◆ Aim ◆
Work through the listing below and count the lines that hold "time". Answer with the number alone.
#### Exercise material ####
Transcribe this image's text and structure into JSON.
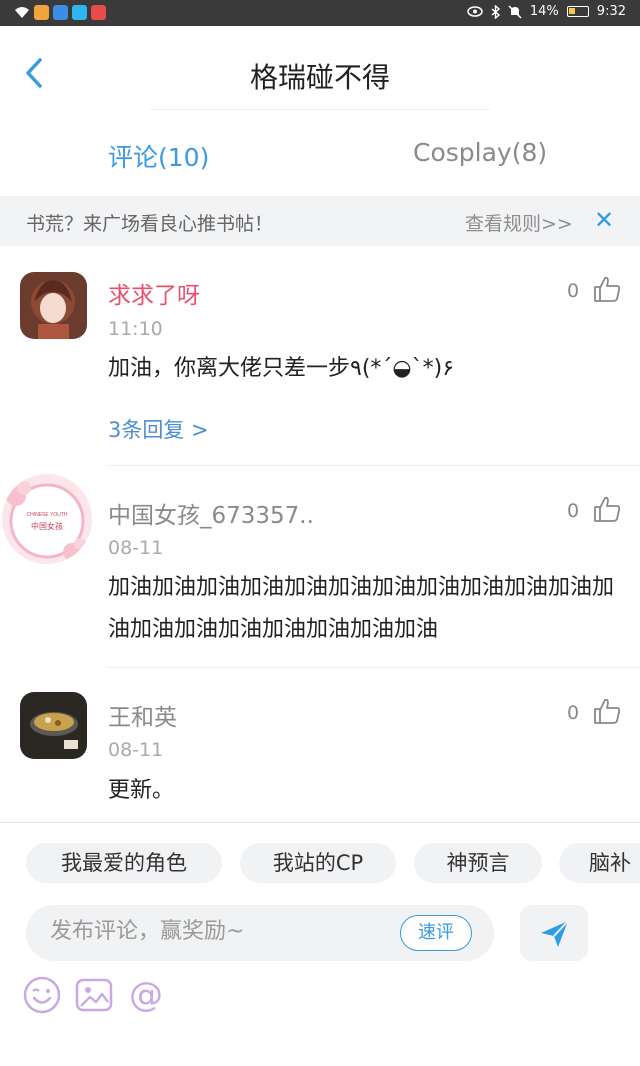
{
  "status_bar": {
    "battery": "14%",
    "time": "9:32",
    "app_icon_colors": [
      "#f2a33a",
      "#3a8ee6",
      "#2fb6f0",
      "#e94b4b"
    ]
  },
  "header": {
    "title": "格瑞碰不得",
    "back_icon": "chevron-left-icon"
  },
  "tabs": [
    {
      "label": "评论(10)",
      "active": true
    },
    {
      "label": "Cosplay(8)",
      "active": false
    }
  ],
  "notice": {
    "text": "书荒？来广场看良心推书帖！",
    "rule_link": "查看规则>>",
    "close_icon": "close-icon"
  },
  "comments": [
    {
      "name": "求求了呀",
      "time": "11:10",
      "text": "加油，你离大佬只差一步٩(*´◒`*)۶",
      "replies": "3条回复 >",
      "likes": "0"
    },
    {
      "name": "中国女孩_673357..",
      "time": "08-11",
      "text": "加油加油加油加油加油加油加油加油加油加油加油加油加油加油加油加油加油加油加油",
      "likes": "0",
      "avatar_text": {
        "top": "CHINESE YOUTH",
        "middle": "中国女孩"
      }
    },
    {
      "name": "王和英",
      "time": "08-11",
      "text": "更新。",
      "likes": "0"
    }
  ],
  "bottom": {
    "chips": [
      "我最爱的角色",
      "我站的CP",
      "神预言",
      "脑补"
    ],
    "input_placeholder": "发布评论，赢奖励~",
    "quick_comment": "速评",
    "send_icon": "send-icon",
    "tool_icons": [
      "emoji-icon",
      "image-icon",
      "mention-icon"
    ]
  },
  "colors": {
    "accent": "#3a9be0",
    "hot_name": "#e9506a",
    "reply_link": "#4d8fce",
    "close": "#2d9be6"
  }
}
####
◆ The result ◆
4